__Collected data__
+ + + + + + +

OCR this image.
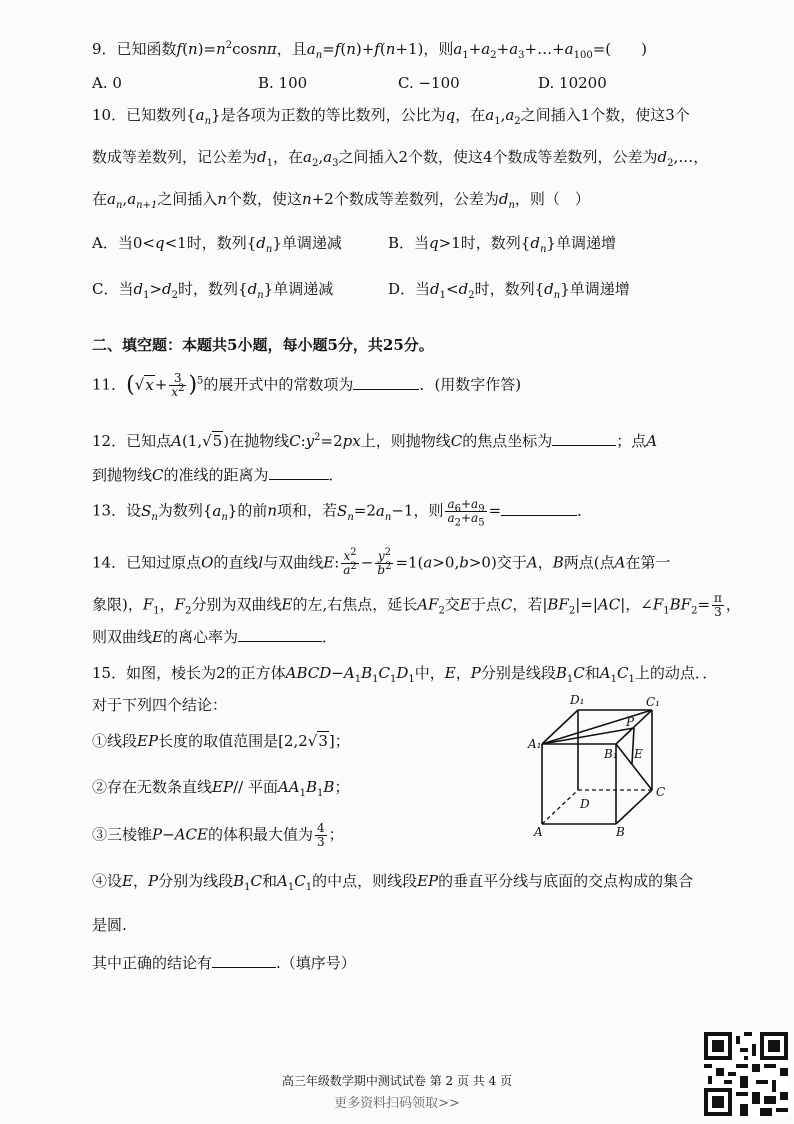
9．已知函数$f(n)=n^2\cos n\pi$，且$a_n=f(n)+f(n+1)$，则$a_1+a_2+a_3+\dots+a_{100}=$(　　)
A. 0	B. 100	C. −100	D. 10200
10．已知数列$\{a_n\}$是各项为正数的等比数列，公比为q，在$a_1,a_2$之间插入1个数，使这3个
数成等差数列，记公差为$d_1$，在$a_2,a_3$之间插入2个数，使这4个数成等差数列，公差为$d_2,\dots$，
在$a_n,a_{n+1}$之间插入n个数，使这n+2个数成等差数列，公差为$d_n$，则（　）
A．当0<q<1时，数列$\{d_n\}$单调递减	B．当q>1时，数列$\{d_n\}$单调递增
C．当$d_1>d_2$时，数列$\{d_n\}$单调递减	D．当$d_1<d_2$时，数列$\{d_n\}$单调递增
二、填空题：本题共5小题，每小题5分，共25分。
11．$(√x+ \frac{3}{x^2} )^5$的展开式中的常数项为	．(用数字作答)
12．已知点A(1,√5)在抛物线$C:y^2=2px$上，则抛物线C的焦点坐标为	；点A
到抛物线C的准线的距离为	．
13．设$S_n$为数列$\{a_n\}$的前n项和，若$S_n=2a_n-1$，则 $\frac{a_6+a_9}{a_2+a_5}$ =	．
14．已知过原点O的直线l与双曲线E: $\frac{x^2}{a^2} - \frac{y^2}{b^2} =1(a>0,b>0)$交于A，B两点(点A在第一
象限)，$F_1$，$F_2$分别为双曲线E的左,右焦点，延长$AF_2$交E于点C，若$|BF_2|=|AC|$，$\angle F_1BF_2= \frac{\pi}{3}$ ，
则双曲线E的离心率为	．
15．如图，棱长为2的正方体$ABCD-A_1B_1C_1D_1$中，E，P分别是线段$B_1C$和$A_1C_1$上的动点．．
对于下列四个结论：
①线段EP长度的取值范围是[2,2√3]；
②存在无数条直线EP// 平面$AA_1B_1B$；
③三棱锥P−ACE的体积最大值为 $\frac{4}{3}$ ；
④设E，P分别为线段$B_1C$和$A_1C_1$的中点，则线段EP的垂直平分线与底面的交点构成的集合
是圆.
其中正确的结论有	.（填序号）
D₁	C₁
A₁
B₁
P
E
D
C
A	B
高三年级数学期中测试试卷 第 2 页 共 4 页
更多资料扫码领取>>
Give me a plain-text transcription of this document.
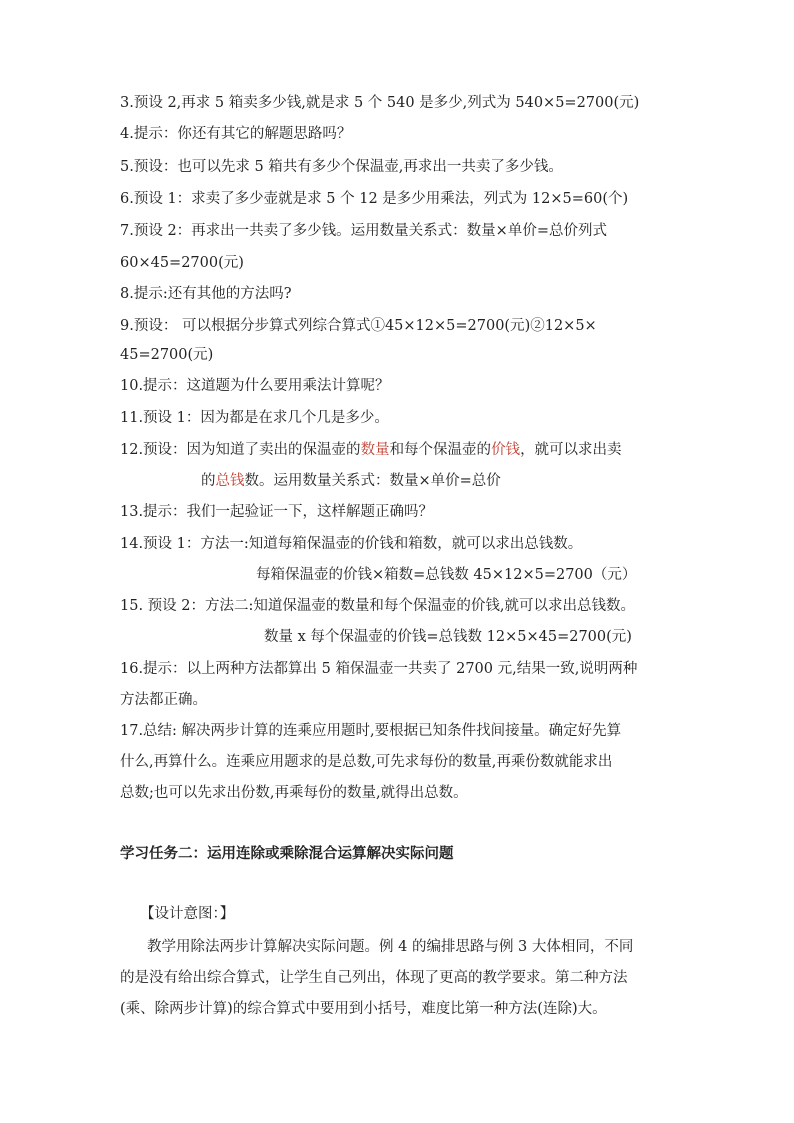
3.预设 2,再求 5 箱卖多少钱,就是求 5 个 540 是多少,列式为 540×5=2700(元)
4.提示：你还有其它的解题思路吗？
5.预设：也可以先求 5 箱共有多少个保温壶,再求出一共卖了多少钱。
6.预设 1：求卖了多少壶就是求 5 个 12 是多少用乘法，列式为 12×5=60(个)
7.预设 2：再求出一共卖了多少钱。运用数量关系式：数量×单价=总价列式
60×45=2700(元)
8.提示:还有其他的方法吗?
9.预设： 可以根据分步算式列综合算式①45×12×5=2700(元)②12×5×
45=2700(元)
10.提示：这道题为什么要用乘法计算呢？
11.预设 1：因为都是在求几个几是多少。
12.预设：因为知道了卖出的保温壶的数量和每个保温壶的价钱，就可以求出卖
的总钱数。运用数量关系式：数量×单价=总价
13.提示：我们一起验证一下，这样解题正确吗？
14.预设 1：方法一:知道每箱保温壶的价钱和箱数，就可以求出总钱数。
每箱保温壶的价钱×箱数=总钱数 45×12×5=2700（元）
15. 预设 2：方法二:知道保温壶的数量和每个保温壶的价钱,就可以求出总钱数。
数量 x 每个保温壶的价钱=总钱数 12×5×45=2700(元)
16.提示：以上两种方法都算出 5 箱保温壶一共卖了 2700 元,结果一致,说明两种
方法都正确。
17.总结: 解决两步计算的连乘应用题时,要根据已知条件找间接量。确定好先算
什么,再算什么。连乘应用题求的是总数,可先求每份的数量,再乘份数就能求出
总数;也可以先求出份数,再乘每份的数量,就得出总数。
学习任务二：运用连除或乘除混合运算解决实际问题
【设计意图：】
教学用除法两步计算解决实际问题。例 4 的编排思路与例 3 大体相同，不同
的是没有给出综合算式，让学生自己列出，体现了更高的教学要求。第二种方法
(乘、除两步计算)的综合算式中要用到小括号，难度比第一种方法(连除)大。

+ + + + + + +

__What you need to do__
Output the line containing "Give me a plain-text" and each line after it, through the end of the material, exactly as given. No pictures belong in the output.

__Output for this task__
Give me a plain-text transcription of this document.
3.预设 2,再求 5 箱卖多少钱,就是求 5 个 540 是多少,列式为 540×5=2700(元)
4.提示：你还有其它的解题思路吗？
5.预设：也可以先求 5 箱共有多少个保温壶,再求出一共卖了多少钱。
6.预设 1：求卖了多少壶就是求 5 个 12 是多少用乘法，列式为 12×5=60(个)
7.预设 2：再求出一共卖了多少钱。运用数量关系式：数量×单价=总价列式
60×45=2700(元)
8.提示:还有其他的方法吗?
9.预设： 可以根据分步算式列综合算式①45×12×5=2700(元)②12×5×
45=2700(元)
10.提示：这道题为什么要用乘法计算呢？
11.预设 1：因为都是在求几个几是多少。
12.预设：因为知道了卖出的保温壶的数量和每个保温壶的价钱，就可以求出卖
的总钱数。运用数量关系式：数量×单价=总价
13.提示：我们一起验证一下，这样解题正确吗？
14.预设 1：方法一:知道每箱保温壶的价钱和箱数，就可以求出总钱数。
每箱保温壶的价钱×箱数=总钱数 45×12×5=2700（元）
15. 预设 2：方法二:知道保温壶的数量和每个保温壶的价钱,就可以求出总钱数。
数量 x 每个保温壶的价钱=总钱数 12×5×45=2700(元)
16.提示：以上两种方法都算出 5 箱保温壶一共卖了 2700 元,结果一致,说明两种
方法都正确。
17.总结: 解决两步计算的连乘应用题时,要根据已知条件找间接量。确定好先算
什么,再算什么。连乘应用题求的是总数,可先求每份的数量,再乘份数就能求出
总数;也可以先求出份数,再乘每份的数量,就得出总数。
学习任务二：运用连除或乘除混合运算解决实际问题
【设计意图：】
教学用除法两步计算解决实际问题。例 4 的编排思路与例 3 大体相同，不同
的是没有给出综合算式，让学生自己列出，体现了更高的教学要求。第二种方法
(乘、除两步计算)的综合算式中要用到小括号，难度比第一种方法(连除)大。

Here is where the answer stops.